* EXERCISE DETAILS
Retype the material word for word.

** BEGIN **

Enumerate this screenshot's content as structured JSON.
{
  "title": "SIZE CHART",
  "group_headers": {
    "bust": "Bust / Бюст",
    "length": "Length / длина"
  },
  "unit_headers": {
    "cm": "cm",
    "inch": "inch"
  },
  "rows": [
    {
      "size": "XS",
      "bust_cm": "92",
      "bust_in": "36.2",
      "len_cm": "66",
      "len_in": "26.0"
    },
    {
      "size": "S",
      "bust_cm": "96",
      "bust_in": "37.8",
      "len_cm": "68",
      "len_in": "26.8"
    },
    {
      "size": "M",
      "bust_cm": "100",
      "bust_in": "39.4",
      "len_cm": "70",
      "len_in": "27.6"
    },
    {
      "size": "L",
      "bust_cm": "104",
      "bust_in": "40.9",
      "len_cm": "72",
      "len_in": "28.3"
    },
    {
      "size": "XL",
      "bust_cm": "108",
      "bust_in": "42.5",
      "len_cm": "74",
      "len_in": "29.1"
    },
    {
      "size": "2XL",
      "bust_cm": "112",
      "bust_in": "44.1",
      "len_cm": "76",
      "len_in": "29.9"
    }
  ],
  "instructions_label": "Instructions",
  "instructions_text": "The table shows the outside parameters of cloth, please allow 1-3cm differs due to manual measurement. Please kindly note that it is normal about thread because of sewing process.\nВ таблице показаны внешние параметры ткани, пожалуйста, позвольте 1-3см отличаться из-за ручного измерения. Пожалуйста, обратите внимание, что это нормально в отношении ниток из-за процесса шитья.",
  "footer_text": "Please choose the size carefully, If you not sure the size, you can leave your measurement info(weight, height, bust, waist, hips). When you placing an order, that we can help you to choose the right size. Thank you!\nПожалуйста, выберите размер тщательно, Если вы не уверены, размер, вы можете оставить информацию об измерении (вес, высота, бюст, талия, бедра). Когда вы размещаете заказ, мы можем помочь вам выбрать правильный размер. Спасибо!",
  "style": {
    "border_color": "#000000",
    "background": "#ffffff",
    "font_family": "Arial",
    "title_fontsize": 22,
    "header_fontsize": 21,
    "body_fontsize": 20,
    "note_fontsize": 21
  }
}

** END **

* RESULT
Enumerate this screenshot's content as structured JSON.
{
  "title": "SIZE CHART",
  "group_headers": {
    "bust": "Bust / Бюст",
    "length": "Length / длина"
  },
  "unit_headers": {
    "cm": "cm",
    "inch": "inch"
  },
  "rows": [
    {
      "size": "XS",
      "bust_cm": "92",
      "bust_in": "36.2",
      "len_cm": "66",
      "len_in": "26.0"
    },
    {
      "size": "S",
      "bust_cm": "96",
      "bust_in": "37.8",
      "len_cm": "68",
      "len_in": "26.8"
    },
    {
      "size": "M",
      "bust_cm": "100",
      "bust_in": "39.4",
      "len_cm": "70",
      "len_in": "27.6"
    },
    {
      "size": "L",
      "bust_cm": "104",
      "bust_in": "40.9",
      "len_cm": "72",
      "len_in": "28.3"
    },
    {
      "size": "XL",
      "bust_cm": "108",
      "bust_in": "42.5",
      "len_cm": "74",
      "len_in": "29.1"
    },
    {
      "size": "2XL",
      "bust_cm": "112",
      "bust_in": "44.1",
      "len_cm": "76",
      "len_in": "29.9"
    }
  ],
  "instructions_label": "Instructions",
  "instructions_text": "The table shows the outside parameters of cloth, please allow 1-3cm differs due to manual measurement. Please kindly note that it is normal about thread because of sewing process.\nВ таблице показаны внешние параметры ткани, пожалуйста, позвольте 1-3см отличаться из-за ручного измерения. Пожалуйста, обратите внимание, что это нормально в отношении ниток из-за процесса шитья.",
  "footer_text": "Please choose the size carefully, If you not sure the size, you can leave your measurement info(weight, height, bust, waist, hips). When you placing an order, that we can help you to choose the right size. Thank you!\nПожалуйста, выберите размер тщательно, Если вы не уверены, размер, вы можете оставить информацию об измерении (вес, высота, бюст, талия, бедра). Когда вы размещаете заказ, мы можем помочь вам выбрать правильный размер. Спасибо!",
  "style": {
    "border_color": "#000000",
    "background": "#ffffff",
    "font_family": "Arial",
    "title_fontsize": 22,
    "header_fontsize": 21,
    "body_fontsize": 20,
    "note_fontsize": 21
  }
}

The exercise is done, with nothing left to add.